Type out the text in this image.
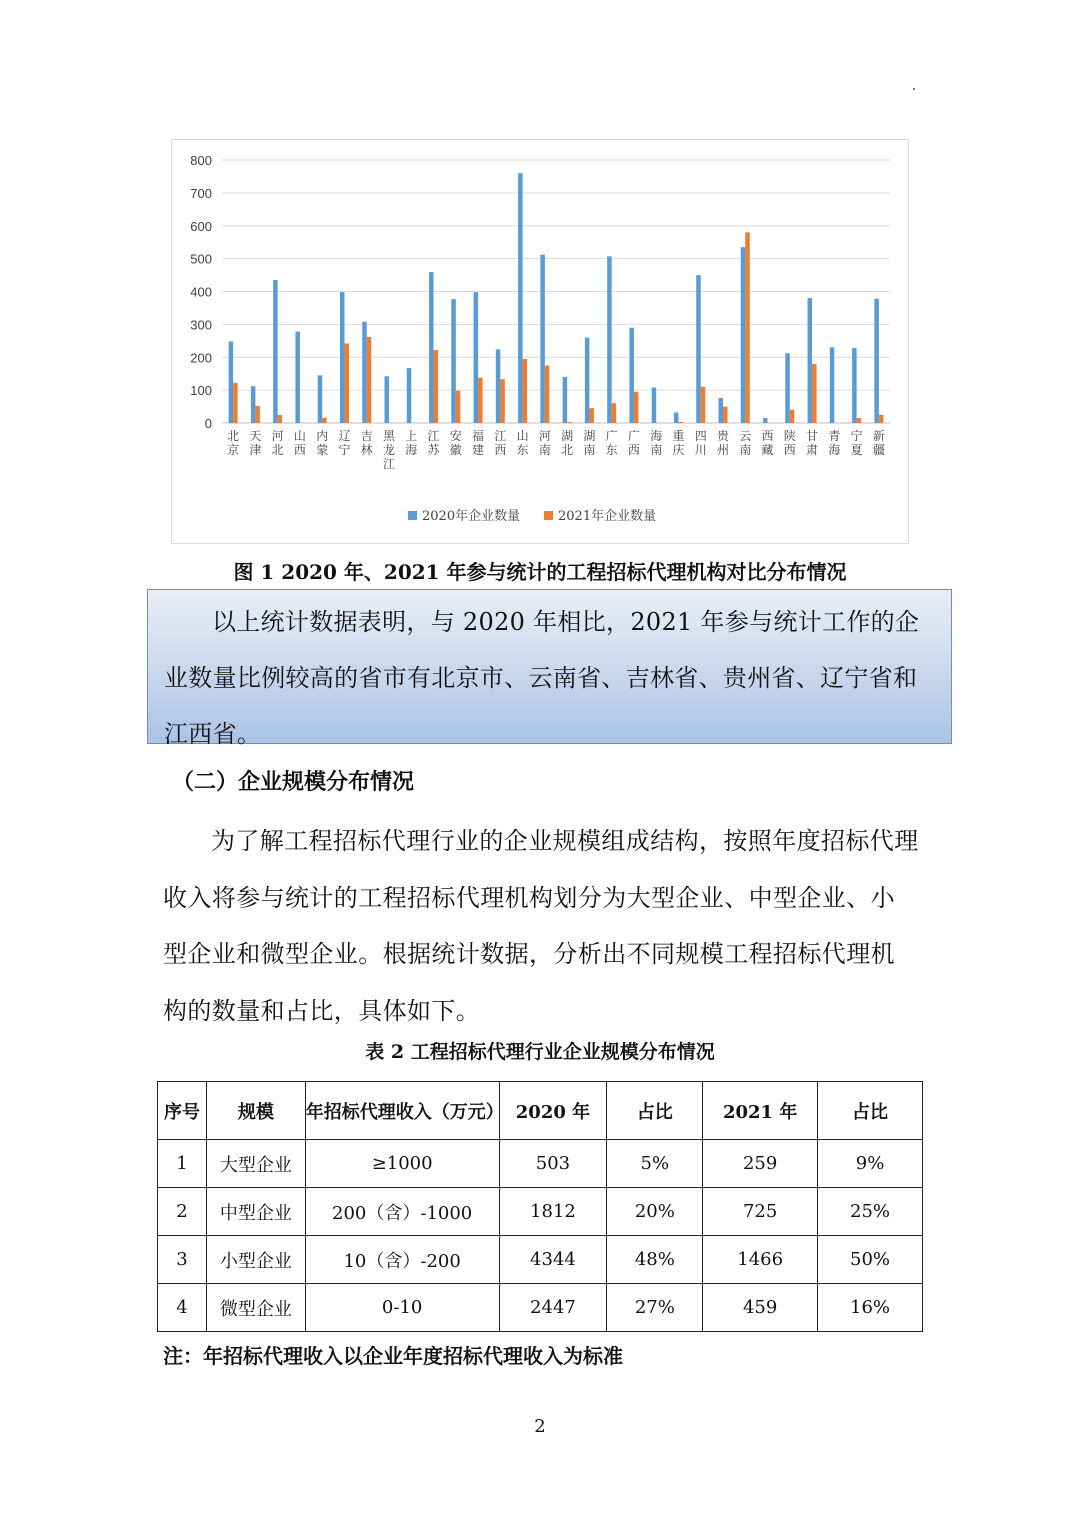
0
100
200
300
400
500
600
700
800
北
京
天
津
河
北
山
西
内
蒙
辽
宁
吉
林
黑
龙
江
上
海
江
苏
安
徽
福
建
江
西
山
东
河
南
湖
北
湖
南
广
东
广
西
海
南
重
庆
四
川
贵
州
云
南
西
藏
陕
西
甘
肃
青
海
宁
夏
新
疆
2020年企业数量	2021年企业数量
图 1 2020 年、2021 年参与统计的工程招标代理机构对比分布情况

以上统计数据表明，与 2020 年相比，2021 年参与统计工作的企业数量比例较高的省市有北京市、云南省、吉林省、贵州省、辽宁省和江西省。

（二）企业规模分布情况

为了解工程招标代理行业的企业规模组成结构，按照年度招标代理收入将参与统计的工程招标代理机构划分为大型企业、中型企业、小型企业和微型企业。根据统计数据，分析出不同规模工程招标代理机构的数量和占比，具体如下。

表 2 工程招标代理行业企业规模分布情况
序号	规模	年招标代理收入（万元）	2020 年	占比	2021 年	占比
1	大型企业	≥1000	503	5%	259	9%
2	中型企业	200（含）-1000	1812	20%	725	25%
3	小型企业	10（含）-200	4344	48%	1466	50%
4	微型企业	0-10	2447	27%	459	16%
注：年招标代理收入以企业年度招标代理收入为标准
2
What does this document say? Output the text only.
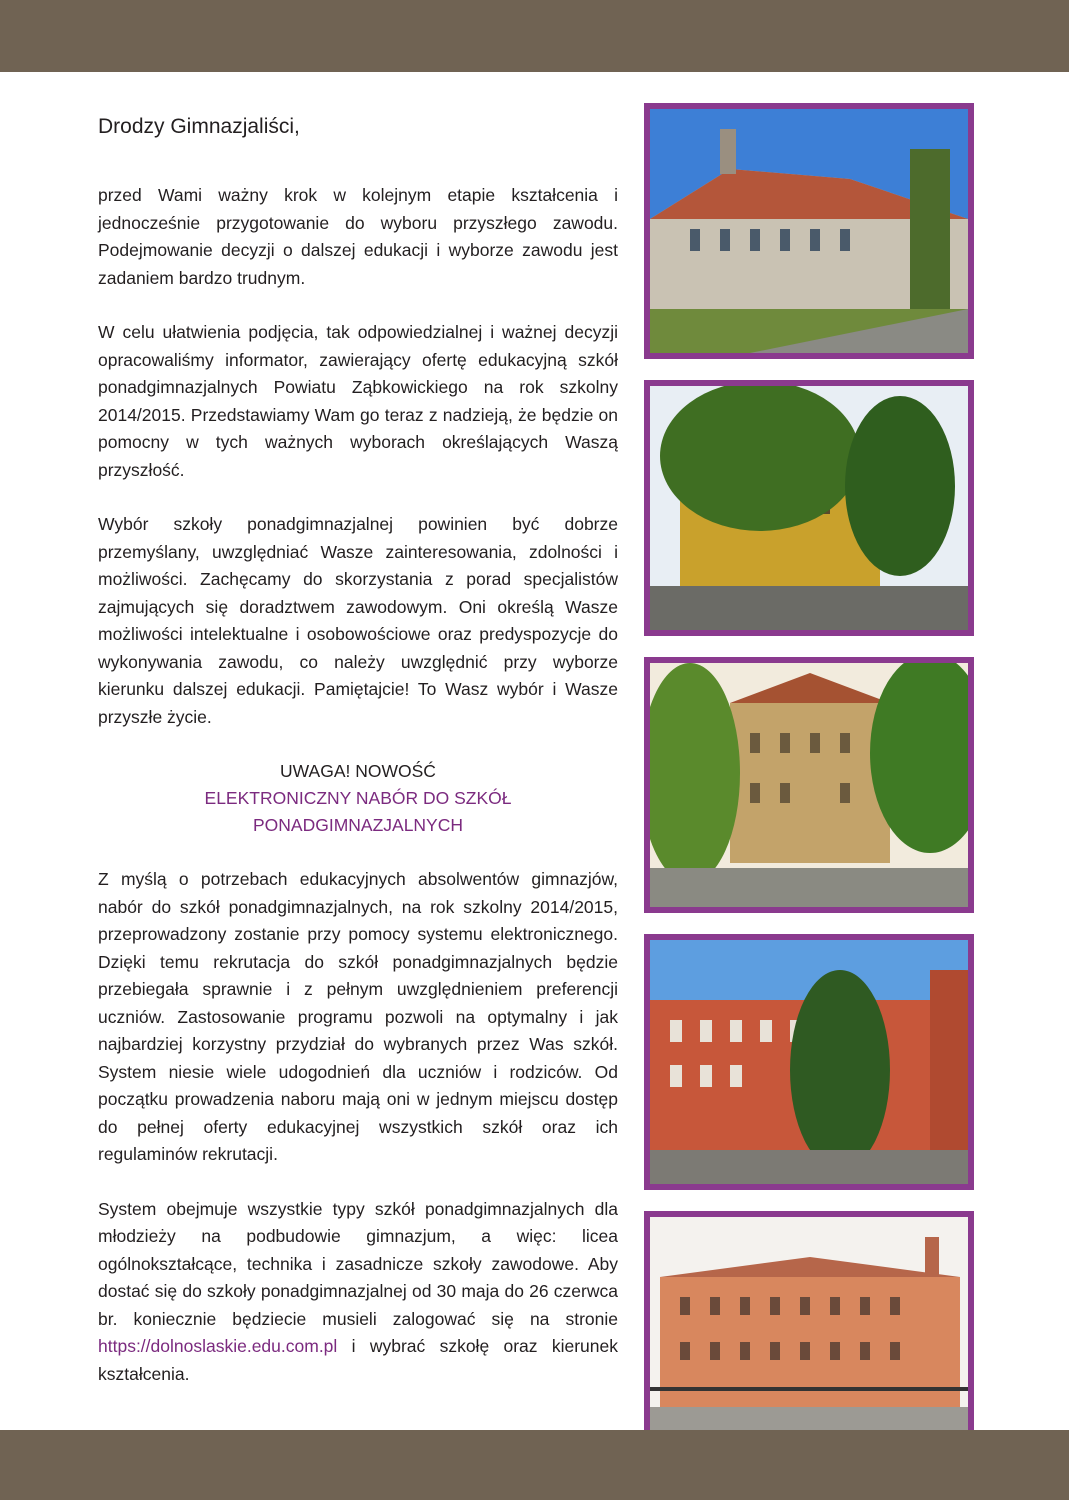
Drodzy Gimnazjaliści,

przed Wami ważny krok w kolejnym etapie kształcenia i jednocześnie przygotowanie do wyboru przyszłego zawodu. Podejmowanie decyzji o dalszej edukacji i wyborze zawodu jest zadaniem bardzo trudnym.

W celu ułatwienia podjęcia, tak odpowiedzialnej i ważnej decyzji opracowaliśmy informator, zawierający ofertę edukacyjną szkół ponadgimnazjalnych Powiatu Ząbkowickiego na rok szkolny 2014/2015. Przedstawiamy Wam go teraz z nadzieją, że będzie on pomocny w tych ważnych wyborach określających Waszą przyszłość.

Wybór szkoły ponadgimnazjalnej powinien być dobrze przemyślany, uwzględniać Wasze zainteresowania, zdolności i możliwości. Zachęcamy do skorzystania z porad specjalistów zajmujących się doradztwem zawodowym. Oni określą Wasze możliwości intelektualne i osobowościowe oraz predyspozycje do wykonywania zawodu, co należy uwzględnić przy wyborze kierunku dalszej edukacji. Pamiętajcie! To Wasz wybór i Wasze przyszłe życie.

UWAGA! NOWOŚĆ
ELEKTRONICZNY NABÓR DO SZKÓŁ
PONADGIMNAZJALNYCH

Z myślą o potrzebach edukacyjnych absolwentów gimnazjów, nabór do szkół ponadgimnazjalnych, na rok szkolny 2014/2015, przeprowadzony zostanie przy pomocy systemu elektronicznego. Dzięki temu rekrutacja do szkół ponadgimnazjalnych będzie przebiegała sprawnie i z pełnym uwzględnieniem preferencji uczniów. Zastosowanie programu pozwoli na optymalny i jak najbardziej korzystny przydział do wybranych przez Was szkół. System niesie wiele udogodnień dla uczniów i rodziców. Od początku prowadzenia naboru mają oni w jednym miejscu dostęp do pełnej oferty edukacyjnej wszystkich szkół oraz ich regulaminów rekrutacji.

System obejmuje wszystkie typy szkół ponadgimnazjalnych dla młodzieży na podbudowie gimnazjum, a więc: licea ogólnokształcące, technika i zasadnicze szkoły zawodowe. Aby dostać się do szkoły ponadgimnazjalnej od 30 maja do 26 czerwca br. koniecznie będziecie musieli zalogować się na stronie https://dolnoslaskie.edu.com.pl i wybrać szkołę oraz kierunek kształcenia.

Task directions: In the listing, how many lines hold "zawodu"? Answer with a bare number.

Written answer: 2